=== Records supplied ===

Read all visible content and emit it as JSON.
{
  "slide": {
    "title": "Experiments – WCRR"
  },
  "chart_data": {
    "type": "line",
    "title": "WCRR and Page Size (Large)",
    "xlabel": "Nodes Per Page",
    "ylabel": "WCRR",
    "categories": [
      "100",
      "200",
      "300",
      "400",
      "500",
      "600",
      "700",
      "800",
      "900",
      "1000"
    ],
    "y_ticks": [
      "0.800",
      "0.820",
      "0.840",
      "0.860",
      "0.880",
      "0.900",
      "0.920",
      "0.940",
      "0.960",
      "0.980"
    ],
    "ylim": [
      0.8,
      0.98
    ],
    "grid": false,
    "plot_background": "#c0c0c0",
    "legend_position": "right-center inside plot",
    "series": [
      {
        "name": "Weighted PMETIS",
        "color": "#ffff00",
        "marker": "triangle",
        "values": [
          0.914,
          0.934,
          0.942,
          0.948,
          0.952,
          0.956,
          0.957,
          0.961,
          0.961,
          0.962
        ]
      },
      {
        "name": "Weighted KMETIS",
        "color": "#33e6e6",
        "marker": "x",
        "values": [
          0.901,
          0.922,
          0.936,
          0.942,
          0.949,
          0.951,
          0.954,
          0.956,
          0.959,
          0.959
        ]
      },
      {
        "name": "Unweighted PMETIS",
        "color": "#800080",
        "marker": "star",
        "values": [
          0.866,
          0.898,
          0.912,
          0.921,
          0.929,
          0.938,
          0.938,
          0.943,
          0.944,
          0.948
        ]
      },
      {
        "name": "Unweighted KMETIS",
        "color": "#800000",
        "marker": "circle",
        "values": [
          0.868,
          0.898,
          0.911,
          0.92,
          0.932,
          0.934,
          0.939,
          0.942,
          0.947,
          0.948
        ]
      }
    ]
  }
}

===

- **Task details**
Your task is to repeat every line exactly.

- **Reply to the exercise**
Read all visible content and emit it as JSON.
{
  "slide": {
    "title": "Experiments – WCRR"
  },
  "chart_data": {
    "type": "line",
    "title": "WCRR and Page Size (Large)",
    "xlabel": "Nodes Per Page",
    "ylabel": "WCRR",
    "categories": [
      "100",
      "200",
      "300",
      "400",
      "500",
      "600",
      "700",
      "800",
      "900",
      "1000"
    ],
    "y_ticks": [
      "0.800",
      "0.820",
      "0.840",
      "0.860",
      "0.880",
      "0.900",
      "0.920",
      "0.940",
      "0.960",
      "0.980"
    ],
    "ylim": [
      0.8,
      0.98
    ],
    "grid": false,
    "plot_background": "#c0c0c0",
    "legend_position": "right-center inside plot",
    "series": [
      {
        "name": "Weighted PMETIS",
        "color": "#ffff00",
        "marker": "triangle",
        "values": [
          0.914,
          0.934,
          0.942,
          0.948,
          0.952,
          0.956,
          0.957,
          0.961,
          0.961,
          0.962
        ]
      },
      {
        "name": "Weighted KMETIS",
        "color": "#33e6e6",
        "marker": "x",
        "values": [
          0.901,
          0.922,
          0.936,
          0.942,
          0.949,
          0.951,
          0.954,
          0.956,
          0.959,
          0.959
        ]
      },
      {
        "name": "Unweighted PMETIS",
        "color": "#800080",
        "marker": "star",
        "values": [
          0.866,
          0.898,
          0.912,
          0.921,
          0.929,
          0.938,
          0.938,
          0.943,
          0.944,
          0.948
        ]
      },
      {
        "name": "Unweighted KMETIS",
        "color": "#800000",
        "marker": "circle",
        "values": [
          0.868,
          0.898,
          0.911,
          0.92,
          0.932,
          0.934,
          0.939,
          0.942,
          0.947,
          0.948
        ]
      }
    ]
  }
}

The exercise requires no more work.